>> start AVAILABLE RECORDS

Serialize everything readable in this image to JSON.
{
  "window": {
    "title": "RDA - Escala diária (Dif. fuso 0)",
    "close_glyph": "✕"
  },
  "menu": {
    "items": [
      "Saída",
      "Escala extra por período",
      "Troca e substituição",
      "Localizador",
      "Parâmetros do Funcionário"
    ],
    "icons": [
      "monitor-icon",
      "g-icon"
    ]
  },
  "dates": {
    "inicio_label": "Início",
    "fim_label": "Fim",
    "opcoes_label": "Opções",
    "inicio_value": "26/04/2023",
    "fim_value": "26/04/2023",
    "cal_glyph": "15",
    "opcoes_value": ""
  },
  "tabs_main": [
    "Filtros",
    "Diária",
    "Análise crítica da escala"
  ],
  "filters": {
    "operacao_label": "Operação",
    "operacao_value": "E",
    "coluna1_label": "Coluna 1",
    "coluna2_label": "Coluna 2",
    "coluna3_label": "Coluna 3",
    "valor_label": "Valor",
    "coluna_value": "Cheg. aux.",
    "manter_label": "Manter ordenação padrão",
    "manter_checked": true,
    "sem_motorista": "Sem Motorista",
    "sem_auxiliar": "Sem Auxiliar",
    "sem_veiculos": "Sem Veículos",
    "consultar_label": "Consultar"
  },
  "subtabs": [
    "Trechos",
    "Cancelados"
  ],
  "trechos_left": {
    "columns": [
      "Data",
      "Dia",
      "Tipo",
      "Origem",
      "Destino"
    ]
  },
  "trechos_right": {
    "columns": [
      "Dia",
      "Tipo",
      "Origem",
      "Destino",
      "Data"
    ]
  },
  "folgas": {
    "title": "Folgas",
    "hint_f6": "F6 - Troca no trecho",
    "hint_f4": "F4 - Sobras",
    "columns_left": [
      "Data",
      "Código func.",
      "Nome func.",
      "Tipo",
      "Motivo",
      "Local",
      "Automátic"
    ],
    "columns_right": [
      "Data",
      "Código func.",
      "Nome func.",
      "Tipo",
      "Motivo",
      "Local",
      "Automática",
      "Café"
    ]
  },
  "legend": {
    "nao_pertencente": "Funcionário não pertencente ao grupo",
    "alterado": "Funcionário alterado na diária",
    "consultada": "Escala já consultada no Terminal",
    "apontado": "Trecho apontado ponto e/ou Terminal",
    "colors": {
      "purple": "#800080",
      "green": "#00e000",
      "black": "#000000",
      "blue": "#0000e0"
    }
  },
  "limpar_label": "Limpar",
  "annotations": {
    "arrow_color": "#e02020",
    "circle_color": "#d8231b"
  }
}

>> end AVAILABLE RECORDS

EXERCISE DESCRIPTION: Repeat the data exactly. Leave nothing out.

FINISHED TASK:
Serialize everything readable in this image to JSON.
{
  "window": {
    "title": "RDA - Escala diária (Dif. fuso 0)",
    "close_glyph": "✕"
  },
  "menu": {
    "items": [
      "Saída",
      "Escala extra por período",
      "Troca e substituição",
      "Localizador",
      "Parâmetros do Funcionário"
    ],
    "icons": [
      "monitor-icon",
      "g-icon"
    ]
  },
  "dates": {
    "inicio_label": "Início",
    "fim_label": "Fim",
    "opcoes_label": "Opções",
    "inicio_value": "26/04/2023",
    "fim_value": "26/04/2023",
    "cal_glyph": "15",
    "opcoes_value": ""
  },
  "tabs_main": [
    "Filtros",
    "Diária",
    "Análise crítica da escala"
  ],
  "filters": {
    "operacao_label": "Operação",
    "operacao_value": "E",
    "coluna1_label": "Coluna 1",
    "coluna2_label": "Coluna 2",
    "coluna3_label": "Coluna 3",
    "valor_label": "Valor",
    "coluna_value": "Cheg. aux.",
    "manter_label": "Manter ordenação padrão",
    "manter_checked": true,
    "sem_motorista": "Sem Motorista",
    "sem_auxiliar": "Sem Auxiliar",
    "sem_veiculos": "Sem Veículos",
    "consultar_label": "Consultar"
  },
  "subtabs": [
    "Trechos",
    "Cancelados"
  ],
  "trechos_left": {
    "columns": [
      "Data",
      "Dia",
      "Tipo",
      "Origem",
      "Destino"
    ]
  },
  "trechos_right": {
    "columns": [
      "Dia",
      "Tipo",
      "Origem",
      "Destino",
      "Data"
    ]
  },
  "folgas": {
    "title": "Folgas",
    "hint_f6": "F6 - Troca no trecho",
    "hint_f4": "F4 - Sobras",
    "columns_left": [
      "Data",
      "Código func.",
      "Nome func.",
      "Tipo",
      "Motivo",
      "Local",
      "Automátic"
    ],
    "columns_right": [
      "Data",
      "Código func.",
      "Nome func.",
      "Tipo",
      "Motivo",
      "Local",
      "Automática",
      "Café"
    ]
  },
  "legend": {
    "nao_pertencente": "Funcionário não pertencente ao grupo",
    "alterado": "Funcionário alterado na diária",
    "consultada": "Escala já consultada no Terminal",
    "apontado": "Trecho apontado ponto e/ou Terminal",
    "colors": {
      "purple": "#800080",
      "green": "#00e000",
      "black": "#000000",
      "blue": "#0000e0"
    }
  },
  "limpar_label": "Limpar",
  "annotations": {
    "arrow_color": "#e02020",
    "circle_color": "#d8231b"
  }
}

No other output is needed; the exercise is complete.